● CHALLENGE:
Reproduce all the material exactly, minus any pictures it holds.

┌─ MATERIALS PROVIDED

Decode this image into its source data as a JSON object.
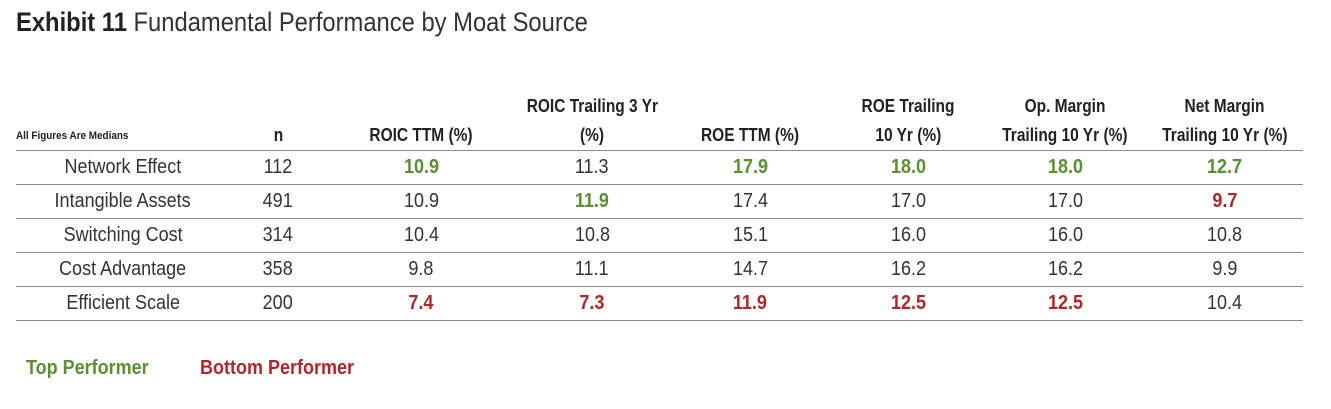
{
  "exhibit": {
    "label": "Exhibit 11",
    "title": "Fundamental Performance by Moat Source"
  },
  "table": {
    "corner_label": "All Figures Are Medians",
    "columns": [
      {
        "key": "n",
        "lines": [
          "n"
        ]
      },
      {
        "key": "roic_ttm",
        "lines": [
          "ROIC TTM (%)"
        ]
      },
      {
        "key": "roic_3yr",
        "lines": [
          "ROIC Trailing 3 Yr",
          "(%)"
        ]
      },
      {
        "key": "roe_ttm",
        "lines": [
          "ROE TTM (%)"
        ]
      },
      {
        "key": "roe_10yr",
        "lines": [
          "ROE Trailing",
          "10 Yr (%)"
        ]
      },
      {
        "key": "op_margin_10yr",
        "lines": [
          "Op. Margin",
          "Trailing 10 Yr (%)"
        ]
      },
      {
        "key": "net_margin_10yr",
        "lines": [
          "Net Margin",
          "Trailing 10 Yr (%)"
        ]
      }
    ],
    "rows": [
      {
        "label": "Network Effect",
        "cells": [
          {
            "value": "112",
            "status": ""
          },
          {
            "value": "10.9",
            "status": "top"
          },
          {
            "value": "11.3",
            "status": ""
          },
          {
            "value": "17.9",
            "status": "top"
          },
          {
            "value": "18.0",
            "status": "top"
          },
          {
            "value": "18.0",
            "status": "top"
          },
          {
            "value": "12.7",
            "status": "top"
          }
        ]
      },
      {
        "label": "Intangible Assets",
        "cells": [
          {
            "value": "491",
            "status": ""
          },
          {
            "value": "10.9",
            "status": ""
          },
          {
            "value": "11.9",
            "status": "top"
          },
          {
            "value": "17.4",
            "status": ""
          },
          {
            "value": "17.0",
            "status": ""
          },
          {
            "value": "17.0",
            "status": ""
          },
          {
            "value": "9.7",
            "status": "bottom"
          }
        ]
      },
      {
        "label": "Switching Cost",
        "cells": [
          {
            "value": "314",
            "status": ""
          },
          {
            "value": "10.4",
            "status": ""
          },
          {
            "value": "10.8",
            "status": ""
          },
          {
            "value": "15.1",
            "status": ""
          },
          {
            "value": "16.0",
            "status": ""
          },
          {
            "value": "16.0",
            "status": ""
          },
          {
            "value": "10.8",
            "status": ""
          }
        ]
      },
      {
        "label": "Cost Advantage",
        "cells": [
          {
            "value": "358",
            "status": ""
          },
          {
            "value": "9.8",
            "status": ""
          },
          {
            "value": "11.1",
            "status": ""
          },
          {
            "value": "14.7",
            "status": ""
          },
          {
            "value": "16.2",
            "status": ""
          },
          {
            "value": "16.2",
            "status": ""
          },
          {
            "value": "9.9",
            "status": ""
          }
        ]
      },
      {
        "label": "Efficient Scale",
        "cells": [
          {
            "value": "200",
            "status": ""
          },
          {
            "value": "7.4",
            "status": "bottom"
          },
          {
            "value": "7.3",
            "status": "bottom"
          },
          {
            "value": "11.9",
            "status": "bottom"
          },
          {
            "value": "12.5",
            "status": "bottom"
          },
          {
            "value": "12.5",
            "status": "bottom"
          },
          {
            "value": "10.4",
            "status": ""
          }
        ]
      }
    ]
  },
  "legend": {
    "top_label": "Top Performer",
    "bottom_label": "Bottom Performer"
  },
  "colors": {
    "top_performer": "#5a8f32",
    "bottom_performer": "#b1262a",
    "rule": "#8a8a8a"
  }
}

└─

● COMPLETED EXERCISE:
Decode this image into its source data as a JSON object.
{
  "exhibit": {
    "label": "Exhibit 11",
    "title": "Fundamental Performance by Moat Source"
  },
  "table": {
    "corner_label": "All Figures Are Medians",
    "columns": [
      {
        "key": "n",
        "lines": [
          "n"
        ]
      },
      {
        "key": "roic_ttm",
        "lines": [
          "ROIC TTM (%)"
        ]
      },
      {
        "key": "roic_3yr",
        "lines": [
          "ROIC Trailing 3 Yr",
          "(%)"
        ]
      },
      {
        "key": "roe_ttm",
        "lines": [
          "ROE TTM (%)"
        ]
      },
      {
        "key": "roe_10yr",
        "lines": [
          "ROE Trailing",
          "10 Yr (%)"
        ]
      },
      {
        "key": "op_margin_10yr",
        "lines": [
          "Op. Margin",
          "Trailing 10 Yr (%)"
        ]
      },
      {
        "key": "net_margin_10yr",
        "lines": [
          "Net Margin",
          "Trailing 10 Yr (%)"
        ]
      }
    ],
    "rows": [
      {
        "label": "Network Effect",
        "cells": [
          {
            "value": "112",
            "status": ""
          },
          {
            "value": "10.9",
            "status": "top"
          },
          {
            "value": "11.3",
            "status": ""
          },
          {
            "value": "17.9",
            "status": "top"
          },
          {
            "value": "18.0",
            "status": "top"
          },
          {
            "value": "18.0",
            "status": "top"
          },
          {
            "value": "12.7",
            "status": "top"
          }
        ]
      },
      {
        "label": "Intangible Assets",
        "cells": [
          {
            "value": "491",
            "status": ""
          },
          {
            "value": "10.9",
            "status": ""
          },
          {
            "value": "11.9",
            "status": "top"
          },
          {
            "value": "17.4",
            "status": ""
          },
          {
            "value": "17.0",
            "status": ""
          },
          {
            "value": "17.0",
            "status": ""
          },
          {
            "value": "9.7",
            "status": "bottom"
          }
        ]
      },
      {
        "label": "Switching Cost",
        "cells": [
          {
            "value": "314",
            "status": ""
          },
          {
            "value": "10.4",
            "status": ""
          },
          {
            "value": "10.8",
            "status": ""
          },
          {
            "value": "15.1",
            "status": ""
          },
          {
            "value": "16.0",
            "status": ""
          },
          {
            "value": "16.0",
            "status": ""
          },
          {
            "value": "10.8",
            "status": ""
          }
        ]
      },
      {
        "label": "Cost Advantage",
        "cells": [
          {
            "value": "358",
            "status": ""
          },
          {
            "value": "9.8",
            "status": ""
          },
          {
            "value": "11.1",
            "status": ""
          },
          {
            "value": "14.7",
            "status": ""
          },
          {
            "value": "16.2",
            "status": ""
          },
          {
            "value": "16.2",
            "status": ""
          },
          {
            "value": "9.9",
            "status": ""
          }
        ]
      },
      {
        "label": "Efficient Scale",
        "cells": [
          {
            "value": "200",
            "status": ""
          },
          {
            "value": "7.4",
            "status": "bottom"
          },
          {
            "value": "7.3",
            "status": "bottom"
          },
          {
            "value": "11.9",
            "status": "bottom"
          },
          {
            "value": "12.5",
            "status": "bottom"
          },
          {
            "value": "12.5",
            "status": "bottom"
          },
          {
            "value": "10.4",
            "status": ""
          }
        ]
      }
    ]
  },
  "legend": {
    "top_label": "Top Performer",
    "bottom_label": "Bottom Performer"
  },
  "colors": {
    "top_performer": "#5a8f32",
    "bottom_performer": "#b1262a",
    "rule": "#8a8a8a"
  }
}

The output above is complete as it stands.